İlk yarının son 2 haftasında oynanan Trabzonspor ve Kayseri
Erciyes maçlarının ardından biraz umutlanmıştım açıkçası. Hatta kendi kendime ‘’Yaav
adama çok mu haksızlık ettim acaba?’’ diye düşünmüştüm Mancini’yle ilgili
olarak. Ama bu akşam bir kez daha anladım ki, ilk devre boyunca kendisi
hakkında yaptığım bitmek tükenmek bilmeyen eleştirilerimde yerden göğe kadar
haklıymışım. İddia ediyorum, değil Galatasaray Türkiye’ye bugüne kadar gelmiş
en kötü 3-5 teknik direktörden biri Roberto Mancini. Ondan olsa olsa takım
elbise katalog mankeni olur başka da bir halt olmaz! Dolayısıyla da bu Emporio
Armani beyefendisiyle 20 senede çalışsak biz, bir arpa boyu mesafe kat
edemeyiz!

Görev Gereksinimleri: Roberto Mancini hakkındaki yukarıdaki eleştiri yazısını, son cümlesinin ardından gelecek biçimde sürdürün.

Sağlanan Malzeme:
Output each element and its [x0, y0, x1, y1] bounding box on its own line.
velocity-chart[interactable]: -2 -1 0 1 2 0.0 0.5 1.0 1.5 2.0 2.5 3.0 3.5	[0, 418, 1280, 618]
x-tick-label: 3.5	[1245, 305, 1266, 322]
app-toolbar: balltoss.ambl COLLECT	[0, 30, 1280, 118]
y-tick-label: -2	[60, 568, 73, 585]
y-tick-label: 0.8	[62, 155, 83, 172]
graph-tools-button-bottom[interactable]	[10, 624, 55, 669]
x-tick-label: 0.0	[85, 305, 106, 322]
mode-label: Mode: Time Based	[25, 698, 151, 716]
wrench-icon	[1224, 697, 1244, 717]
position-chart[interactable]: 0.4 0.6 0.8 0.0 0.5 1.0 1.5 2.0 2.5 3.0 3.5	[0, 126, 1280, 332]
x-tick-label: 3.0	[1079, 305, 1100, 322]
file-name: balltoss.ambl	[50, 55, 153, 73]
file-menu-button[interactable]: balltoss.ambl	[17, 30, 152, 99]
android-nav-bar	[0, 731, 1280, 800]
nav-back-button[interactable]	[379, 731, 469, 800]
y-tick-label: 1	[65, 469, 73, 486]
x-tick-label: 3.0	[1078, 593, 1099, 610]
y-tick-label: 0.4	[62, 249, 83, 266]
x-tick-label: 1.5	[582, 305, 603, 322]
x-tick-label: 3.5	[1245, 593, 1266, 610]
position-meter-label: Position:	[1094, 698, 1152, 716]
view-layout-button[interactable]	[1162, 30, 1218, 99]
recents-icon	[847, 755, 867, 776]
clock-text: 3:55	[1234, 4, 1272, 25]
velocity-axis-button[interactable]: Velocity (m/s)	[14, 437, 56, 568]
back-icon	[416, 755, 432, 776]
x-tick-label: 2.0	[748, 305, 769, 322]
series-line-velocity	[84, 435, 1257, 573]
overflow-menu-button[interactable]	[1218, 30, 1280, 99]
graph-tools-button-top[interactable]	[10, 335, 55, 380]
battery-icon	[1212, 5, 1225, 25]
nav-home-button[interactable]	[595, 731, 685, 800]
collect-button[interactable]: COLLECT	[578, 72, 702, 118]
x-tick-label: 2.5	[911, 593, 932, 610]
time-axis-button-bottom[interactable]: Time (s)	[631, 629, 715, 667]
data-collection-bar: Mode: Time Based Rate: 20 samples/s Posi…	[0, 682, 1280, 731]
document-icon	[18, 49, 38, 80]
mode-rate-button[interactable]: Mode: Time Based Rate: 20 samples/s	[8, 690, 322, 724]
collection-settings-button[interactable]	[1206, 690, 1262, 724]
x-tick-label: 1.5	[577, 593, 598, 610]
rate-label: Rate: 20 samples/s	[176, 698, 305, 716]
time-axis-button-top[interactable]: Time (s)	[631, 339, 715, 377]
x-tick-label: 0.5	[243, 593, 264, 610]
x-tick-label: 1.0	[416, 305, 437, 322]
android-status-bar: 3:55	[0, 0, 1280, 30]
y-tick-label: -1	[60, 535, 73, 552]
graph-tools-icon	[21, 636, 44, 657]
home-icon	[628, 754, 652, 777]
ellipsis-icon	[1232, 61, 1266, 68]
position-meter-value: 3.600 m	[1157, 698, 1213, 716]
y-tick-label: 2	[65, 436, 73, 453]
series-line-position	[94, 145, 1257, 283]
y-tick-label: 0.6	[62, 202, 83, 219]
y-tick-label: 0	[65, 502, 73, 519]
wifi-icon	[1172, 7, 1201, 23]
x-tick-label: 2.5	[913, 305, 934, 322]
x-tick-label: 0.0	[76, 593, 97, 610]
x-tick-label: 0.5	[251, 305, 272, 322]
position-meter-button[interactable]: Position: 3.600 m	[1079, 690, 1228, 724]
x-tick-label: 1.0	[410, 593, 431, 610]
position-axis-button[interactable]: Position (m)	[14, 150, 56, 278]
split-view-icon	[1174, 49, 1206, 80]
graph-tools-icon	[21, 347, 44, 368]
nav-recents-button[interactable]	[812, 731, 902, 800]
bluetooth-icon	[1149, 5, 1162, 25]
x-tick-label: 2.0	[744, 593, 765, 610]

Görev Yanıtı:
Dervişin bile fikri
olmasa da zikri olurmuş. Ancak gelir görün ki, bu adamın fikri de yok zikri de…
Bir teknik direktör
düşünün ki, elinde 3 tane adam akıllı stoper olmayan takımı ısrarla 3-5-2
oynatmak istesin... Bir teknik direktör düşünün ki, elinde doğru düzgün sol
açık olmayan takımı ısrarla 3-5-2 oynatmak istesin... Bir teknik direktör
düşünün ki, ön libero Melo’dan, ön libero
Ceyhun’dan ve de sol bek Hakan Balta’dan stoper yaratmaya kalksın... Bir
teknik direktör düşünün ki, her maça ayrı bir kadroyla, her maça ayrı bir
sistemle çıksın... Bu nedir yaa? Kafa mı buluyorsun arkadaş sen bizimle??
Adam göreve geleli 4
ay oldu, hala ne taktik belirleyebildi, ne sistem, ne de ideal 11… Yazık günah!
Cidden yazık günah!
Madem Mancini’nin
kafasında 3-5-2 var, hadi Chelsea’ya karşı da bugünküne benzer bir yapıyla
çıksın oynasın da görelim bakalım… İnsanın en başta kendisinin inanmadığı bir
şeyi doğru diye insanlara empoze etmeye çalışması neyin nesi anlamak gerçekten
mümkün değil!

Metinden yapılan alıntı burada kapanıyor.